• WHAT IS REQUIRED: Show only lines that include "color".

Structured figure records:
'''
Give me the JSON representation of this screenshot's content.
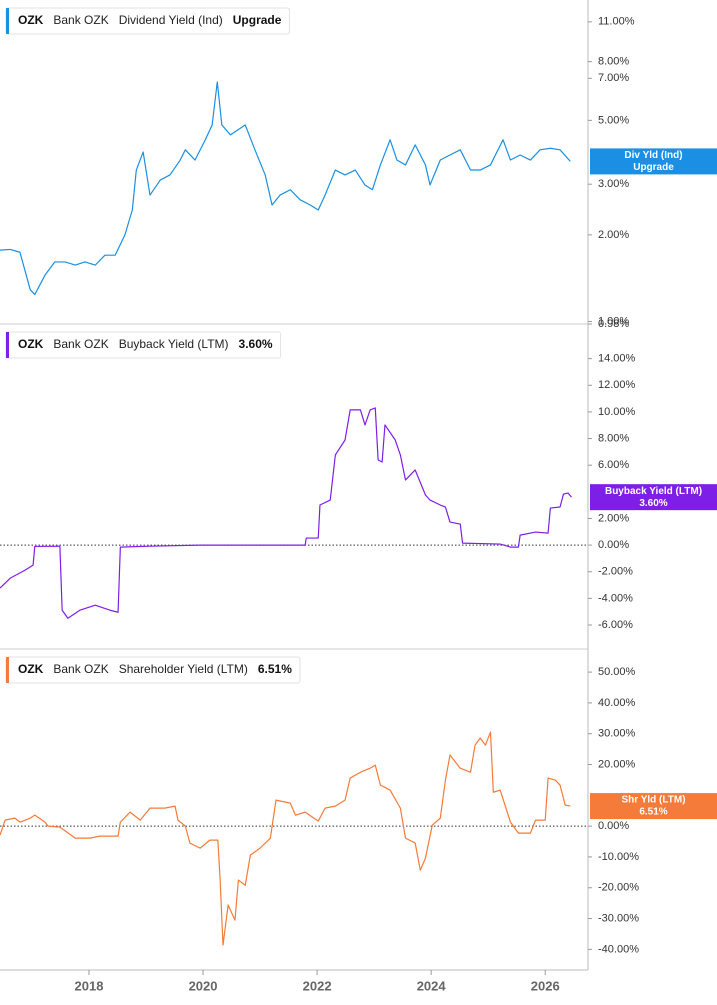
{
  "chart_data": [
    {
      "type": "line",
      "ticker": "OZK",
      "company": "Bank OZK",
      "log_scale": true,
      "badge_label": "Div Yld (Ind)",
      "current": {
        "label": "Upgrade"
      },
      "x": [
        2016.44,
        2016.62,
        2016.79,
        2016.97,
        2017.05,
        2017.23,
        2017.4,
        2017.58,
        2017.76,
        2017.93,
        2018.11,
        2018.28,
        2018.46,
        2018.63,
        2018.76,
        2018.83,
        2018.95,
        2019.07,
        2019.25,
        2019.42,
        2019.6,
        2019.69,
        2019.86,
        2020.04,
        2020.16,
        2020.25,
        2020.33,
        2020.48,
        2020.74,
        2020.91,
        2021.09,
        2021.21,
        2021.35,
        2021.53,
        2021.7,
        2021.88,
        2022.02,
        2022.14,
        2022.32,
        2022.49,
        2022.67,
        2022.84,
        2022.97,
        2023.11,
        2023.28,
        2023.4,
        2023.55,
        2023.72,
        2023.9,
        2023.98,
        2024.16,
        2024.33,
        2024.51,
        2024.69,
        2024.86,
        2025.04,
        2025.26,
        2025.39,
        2025.56,
        2025.74,
        2025.91,
        2026.09,
        2026.26,
        2026.44
      ],
      "series": [
        {
          "name": "Dividend Yield (Ind)",
          "color": "#1a8fe3",
          "values": [
            1.77,
            1.78,
            1.74,
            1.29,
            1.24,
            1.45,
            1.61,
            1.61,
            1.57,
            1.61,
            1.57,
            1.7,
            1.7,
            2.0,
            2.44,
            3.36,
            3.88,
            2.75,
            3.1,
            3.23,
            3.64,
            3.95,
            3.64,
            4.28,
            4.82,
            6.8,
            4.82,
            4.45,
            4.82,
            3.95,
            3.23,
            2.54,
            2.75,
            2.87,
            2.65,
            2.54,
            2.44,
            2.75,
            3.36,
            3.23,
            3.36,
            2.98,
            2.87,
            3.5,
            4.28,
            3.64,
            3.5,
            4.11,
            3.5,
            2.98,
            3.64,
            3.79,
            3.95,
            3.36,
            3.36,
            3.5,
            4.28,
            3.64,
            3.79,
            3.64,
            3.95,
            4.0,
            3.95,
            3.6
          ]
        }
      ],
      "xlim": [
        2016.44,
        2026.75
      ],
      "ylim": [
        0.98,
        13.1
      ],
      "yticks": [
        {
          "value": 11,
          "label": "11.00%"
        },
        {
          "value": 8,
          "label": "8.00%"
        },
        {
          "value": 7,
          "label": "7.00%"
        },
        {
          "value": 5,
          "label": "5.00%"
        },
        {
          "value": 3,
          "label": "3.00%"
        },
        {
          "value": 2,
          "label": "2.00%"
        },
        {
          "value": 1,
          "label": "1.00%"
        },
        {
          "value": 0.98,
          "label": "0.98%"
        }
      ]
    },
    {
      "type": "line",
      "ticker": "OZK",
      "company": "Bank OZK",
      "zero_line": true,
      "badge_label": "Buyback Yield (LTM)",
      "current": {
        "value": 3.6,
        "label": "3.60%"
      },
      "x": [
        2016.44,
        2016.62,
        2016.88,
        2017.02,
        2017.05,
        2017.49,
        2017.53,
        2017.63,
        2017.84,
        2018.11,
        2018.37,
        2018.51,
        2018.55,
        2019.07,
        2019.95,
        2021.79,
        2021.81,
        2022.02,
        2022.05,
        2022.23,
        2022.32,
        2022.49,
        2022.58,
        2022.76,
        2022.84,
        2022.93,
        2023.02,
        2023.07,
        2023.14,
        2023.19,
        2023.37,
        2023.46,
        2023.55,
        2023.72,
        2023.9,
        2023.98,
        2024.16,
        2024.25,
        2024.33,
        2024.51,
        2024.55,
        2025.21,
        2025.39,
        2025.53,
        2025.56,
        2025.83,
        2026.05,
        2026.09,
        2026.26,
        2026.32,
        2026.4,
        2026.46
      ],
      "series": [
        {
          "name": "Buyback Yield (LTM)",
          "color": "#7d1fe6",
          "values": [
            -3.23,
            -2.48,
            -1.88,
            -1.5,
            -0.1,
            -0.08,
            -4.89,
            -5.49,
            -4.89,
            -4.51,
            -4.89,
            -5.04,
            -0.15,
            -0.08,
            0,
            0,
            0.53,
            0.53,
            3.01,
            3.38,
            6.77,
            7.89,
            10.15,
            10.15,
            9.02,
            10.15,
            10.3,
            6.39,
            6.24,
            9.02,
            7.89,
            6.77,
            4.89,
            5.64,
            3.76,
            3.38,
            3.01,
            2.86,
            1.73,
            1.58,
            0.15,
            0.08,
            -0.15,
            -0.15,
            0.75,
            0.98,
            0.9,
            2.78,
            2.86,
            3.83,
            3.91,
            3.6
          ]
        }
      ],
      "xlim": [
        2016.44,
        2026.75
      ],
      "ylim": [
        -7.8,
        16.6
      ],
      "yticks": [
        {
          "value": 14,
          "label": "14.00%"
        },
        {
          "value": 12,
          "label": "12.00%"
        },
        {
          "value": 10,
          "label": "10.00%"
        },
        {
          "value": 8,
          "label": "8.00%"
        },
        {
          "value": 6,
          "label": "6.00%"
        },
        {
          "value": 2,
          "label": "2.00%"
        },
        {
          "value": 0,
          "label": "0.00%"
        },
        {
          "value": -2,
          "label": "-2.00%"
        },
        {
          "value": -4,
          "label": "-4.00%"
        },
        {
          "value": -6,
          "label": "-6.00%"
        }
      ]
    },
    {
      "type": "line",
      "ticker": "OZK",
      "company": "Bank OZK",
      "zero_line": true,
      "badge_label": "Shr Yld (LTM)",
      "current": {
        "value": 6.51,
        "label": "6.51%"
      },
      "x": [
        2016.44,
        2016.53,
        2016.7,
        2016.79,
        2016.97,
        2017.05,
        2017.23,
        2017.28,
        2017.49,
        2017.76,
        2018.02,
        2018.19,
        2018.51,
        2018.55,
        2018.72,
        2018.9,
        2019.07,
        2019.33,
        2019.51,
        2019.56,
        2019.69,
        2019.77,
        2019.95,
        2020.12,
        2020.26,
        2020.3,
        2020.35,
        2020.44,
        2020.56,
        2020.62,
        2020.74,
        2020.83,
        2021,
        2021.18,
        2021.28,
        2021.53,
        2021.62,
        2021.79,
        2022.02,
        2022.14,
        2022.32,
        2022.49,
        2022.58,
        2022.76,
        2022.93,
        2023.02,
        2023.11,
        2023.28,
        2023.46,
        2023.55,
        2023.72,
        2023.81,
        2023.9,
        2024.02,
        2024.16,
        2024.25,
        2024.33,
        2024.51,
        2024.69,
        2024.77,
        2024.86,
        2024.95,
        2025.04,
        2025.09,
        2025.21,
        2025.39,
        2025.53,
        2025.74,
        2025.83,
        2026,
        2026.05,
        2026.18,
        2026.26,
        2026.35,
        2026.44
      ],
      "series": [
        {
          "name": "Shareholder Yield (LTM)",
          "color": "#f47b3a",
          "values": [
            -2.92,
            1.95,
            2.6,
            1.3,
            2.6,
            3.57,
            1.3,
            0,
            -0.32,
            -3.9,
            -3.9,
            -3.25,
            -3.25,
            1.3,
            4.55,
            1.95,
            5.84,
            5.84,
            6.49,
            1.95,
            0,
            -5.52,
            -7.14,
            -4.55,
            -4.55,
            -17.53,
            -38.6,
            -25.6,
            -30.5,
            -17.5,
            -19.2,
            -9.4,
            -7.14,
            -3.9,
            8.44,
            7.47,
            3.57,
            4.55,
            1.62,
            5.84,
            6.49,
            8.44,
            15.6,
            17.5,
            18.8,
            19.8,
            13.3,
            11.7,
            5.84,
            -3.9,
            -5.5,
            -14.3,
            -10.4,
            0.32,
            2.6,
            14.9,
            23.1,
            18.8,
            17.5,
            26.3,
            28.6,
            26.3,
            30.5,
            11,
            11.7,
            1.3,
            -2.27,
            -2.27,
            1.95,
            1.95,
            15.6,
            14.9,
            13.3,
            6.82,
            6.51
          ]
        }
      ],
      "xlim": [
        2016.44,
        2026.75
      ],
      "ylim": [
        -46.7,
        57.5
      ],
      "yticks": [
        {
          "value": 50,
          "label": "50.00%"
        },
        {
          "value": 40,
          "label": "40.00%"
        },
        {
          "value": 30,
          "label": "30.00%"
        },
        {
          "value": 20,
          "label": "20.00%"
        },
        {
          "value": 0,
          "label": "0.00%"
        },
        {
          "value": -10,
          "label": "-10.00%"
        },
        {
          "value": -20,
          "label": "-20.00%"
        },
        {
          "value": -30,
          "label": "-30.00%"
        },
        {
          "value": -40,
          "label": "-40.00%"
        }
      ],
      "xticks": [
        2018,
        2020,
        2022,
        2024,
        2026
      ]
    }
  ]
}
'''
• SOLUTION FOR THIS PROBLEM:
          "color": "#1a8fe3",
          "color": "#7d1fe6",
          "color": "#f47b3a",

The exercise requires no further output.